Written problem
What lines of the data hold the string "text"? Pull each one out.

- - - - -

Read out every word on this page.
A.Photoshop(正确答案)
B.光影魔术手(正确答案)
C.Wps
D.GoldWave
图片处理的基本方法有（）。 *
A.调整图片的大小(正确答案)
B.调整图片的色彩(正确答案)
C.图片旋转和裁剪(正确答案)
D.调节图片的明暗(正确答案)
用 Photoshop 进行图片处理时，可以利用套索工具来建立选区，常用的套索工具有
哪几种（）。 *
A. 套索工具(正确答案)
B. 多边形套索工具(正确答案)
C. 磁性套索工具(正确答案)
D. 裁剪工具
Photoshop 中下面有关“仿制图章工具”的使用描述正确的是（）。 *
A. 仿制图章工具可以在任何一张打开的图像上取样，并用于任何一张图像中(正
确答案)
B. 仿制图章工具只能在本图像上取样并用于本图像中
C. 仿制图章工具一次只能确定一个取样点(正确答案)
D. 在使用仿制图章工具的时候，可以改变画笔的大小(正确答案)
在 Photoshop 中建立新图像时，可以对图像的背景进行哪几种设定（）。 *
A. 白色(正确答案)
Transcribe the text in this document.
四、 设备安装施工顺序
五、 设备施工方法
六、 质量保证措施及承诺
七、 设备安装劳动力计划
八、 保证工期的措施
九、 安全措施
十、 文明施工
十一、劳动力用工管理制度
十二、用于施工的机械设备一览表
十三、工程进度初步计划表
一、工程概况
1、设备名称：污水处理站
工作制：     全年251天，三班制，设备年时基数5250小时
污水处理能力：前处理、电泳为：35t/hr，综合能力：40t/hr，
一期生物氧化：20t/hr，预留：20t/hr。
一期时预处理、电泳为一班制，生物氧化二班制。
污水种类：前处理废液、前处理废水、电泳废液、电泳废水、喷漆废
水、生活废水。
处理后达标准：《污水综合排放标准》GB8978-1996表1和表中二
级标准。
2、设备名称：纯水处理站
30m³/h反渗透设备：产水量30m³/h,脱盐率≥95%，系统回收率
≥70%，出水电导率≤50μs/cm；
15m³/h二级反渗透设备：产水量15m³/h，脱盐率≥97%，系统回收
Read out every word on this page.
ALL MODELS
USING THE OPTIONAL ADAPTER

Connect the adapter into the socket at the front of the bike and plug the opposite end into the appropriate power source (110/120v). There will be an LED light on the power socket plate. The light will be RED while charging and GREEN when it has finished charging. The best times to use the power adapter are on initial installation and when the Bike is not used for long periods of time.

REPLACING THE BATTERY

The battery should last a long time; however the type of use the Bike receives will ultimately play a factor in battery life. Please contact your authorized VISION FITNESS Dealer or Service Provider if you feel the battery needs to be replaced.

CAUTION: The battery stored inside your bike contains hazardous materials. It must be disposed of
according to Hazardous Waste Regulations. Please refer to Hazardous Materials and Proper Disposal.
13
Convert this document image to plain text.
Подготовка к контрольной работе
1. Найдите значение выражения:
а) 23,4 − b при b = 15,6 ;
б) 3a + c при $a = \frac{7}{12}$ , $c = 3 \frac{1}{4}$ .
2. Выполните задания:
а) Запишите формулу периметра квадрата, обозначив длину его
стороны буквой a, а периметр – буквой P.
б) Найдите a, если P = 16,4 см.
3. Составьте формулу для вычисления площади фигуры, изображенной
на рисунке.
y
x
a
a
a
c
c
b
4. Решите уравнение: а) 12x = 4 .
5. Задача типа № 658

- - - - -

Expected output
Transcribe the text in this document.
Convert this document image to plain text.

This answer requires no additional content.